• [CONSIGNE 1]: D’après le texte sur les soins intensifs, quelle technique illustre les soins complexes assurés par certaines unités ?
• [CONSIGNE 2]:
Indiquez si chacune des affirmations suivantes concorde avec le texte sur les soins intensifs, en répondant par oui ou non et en citant les mots décisifs du texte.
(a) Actuellement, toutes les unités de soins intensifs sont habilitées à proposer n’importe quelle forme de soins intensifs.
(b) L’ECMO sert au monitoring de courte durée après une opération majeure.
(c) Pendant la pandémie du COVID-19, la collaboration s’est révélée facile.

• [TEXTE]:
—————
Par ailleurs, on ne dispose pas d’une vue suffisamment claire de ce que sont exactement les soins proposés par nos unités de soins intensifs. Certaines assurent surtout des soins complexes (comme par exemple l’ECMO, une technique utilisée en cas de défaillance cardiaque ou respiratoire sévère) tandis que d’autres sont moins spécialisées (et assurent par exemple un monitoring de courte durée après une opération majeure)… mais dans les faits, à l’heure actuelle, elles sont toutes habilitées à proposer n’importe quelle forme de soins intensifs. Au cours de la pandémie du COVID-19, il est également apparu à quel point il est difficile de bien collaborer en l’absence d’accords clairs ou d’une vue d’ensemble de la capacité disponible.
—————
• [DONNÉES AFFICHÉES]:
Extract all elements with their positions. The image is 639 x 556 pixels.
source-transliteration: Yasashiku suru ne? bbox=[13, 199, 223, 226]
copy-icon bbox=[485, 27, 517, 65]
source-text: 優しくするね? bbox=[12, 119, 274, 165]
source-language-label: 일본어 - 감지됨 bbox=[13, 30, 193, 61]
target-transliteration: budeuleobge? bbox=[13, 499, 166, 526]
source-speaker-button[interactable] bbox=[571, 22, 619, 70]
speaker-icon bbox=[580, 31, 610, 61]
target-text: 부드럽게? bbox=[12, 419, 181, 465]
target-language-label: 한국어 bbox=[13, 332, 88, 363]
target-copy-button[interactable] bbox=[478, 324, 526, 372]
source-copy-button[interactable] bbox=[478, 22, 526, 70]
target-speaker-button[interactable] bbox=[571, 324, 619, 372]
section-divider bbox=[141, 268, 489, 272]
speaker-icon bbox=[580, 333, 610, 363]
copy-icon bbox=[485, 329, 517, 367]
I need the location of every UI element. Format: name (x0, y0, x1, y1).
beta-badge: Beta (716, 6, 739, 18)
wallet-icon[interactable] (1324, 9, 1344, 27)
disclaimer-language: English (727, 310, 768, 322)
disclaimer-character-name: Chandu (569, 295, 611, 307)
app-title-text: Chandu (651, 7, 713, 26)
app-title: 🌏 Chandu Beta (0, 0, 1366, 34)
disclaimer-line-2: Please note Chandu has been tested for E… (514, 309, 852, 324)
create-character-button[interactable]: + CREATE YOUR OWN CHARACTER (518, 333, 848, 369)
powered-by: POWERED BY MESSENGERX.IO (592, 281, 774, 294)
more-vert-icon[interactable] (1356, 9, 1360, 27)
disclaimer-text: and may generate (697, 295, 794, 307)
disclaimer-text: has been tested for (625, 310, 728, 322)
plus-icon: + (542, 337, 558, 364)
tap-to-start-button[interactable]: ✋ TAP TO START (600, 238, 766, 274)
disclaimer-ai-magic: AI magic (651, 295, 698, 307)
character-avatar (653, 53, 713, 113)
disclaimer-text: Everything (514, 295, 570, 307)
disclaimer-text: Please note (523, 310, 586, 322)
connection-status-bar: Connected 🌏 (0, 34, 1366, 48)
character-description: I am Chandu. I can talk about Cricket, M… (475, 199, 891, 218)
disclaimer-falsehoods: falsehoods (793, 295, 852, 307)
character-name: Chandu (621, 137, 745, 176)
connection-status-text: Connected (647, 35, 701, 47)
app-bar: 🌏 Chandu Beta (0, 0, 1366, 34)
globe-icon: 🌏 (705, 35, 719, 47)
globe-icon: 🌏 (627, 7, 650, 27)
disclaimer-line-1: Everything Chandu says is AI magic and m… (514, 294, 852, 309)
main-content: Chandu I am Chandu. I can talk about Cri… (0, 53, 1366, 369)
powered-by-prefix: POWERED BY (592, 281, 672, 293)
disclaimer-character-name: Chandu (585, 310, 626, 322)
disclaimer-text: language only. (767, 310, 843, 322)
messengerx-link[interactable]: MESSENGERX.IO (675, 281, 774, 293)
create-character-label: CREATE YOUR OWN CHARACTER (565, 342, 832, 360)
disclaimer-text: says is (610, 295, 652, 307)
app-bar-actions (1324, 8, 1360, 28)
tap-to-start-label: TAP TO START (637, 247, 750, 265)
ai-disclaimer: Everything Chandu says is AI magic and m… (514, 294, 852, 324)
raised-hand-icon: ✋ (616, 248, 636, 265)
—————
• [RÉPONSE 1]: L’ECMO, une technique utilisée en cas de défaillance cardiaque ou respiratoire sévère.

• [RÉPONSE 2]:
(a) Oui : « elles sont toutes habilitées à proposer n’importe quelle forme de soins intensifs ».
(b) Non : « l’ECMO, une technique utilisée en cas de défaillance cardiaque ou respiratoire sévère ».
(c) Non : « il est également apparu à quel point il est difficile de bien collaborer ».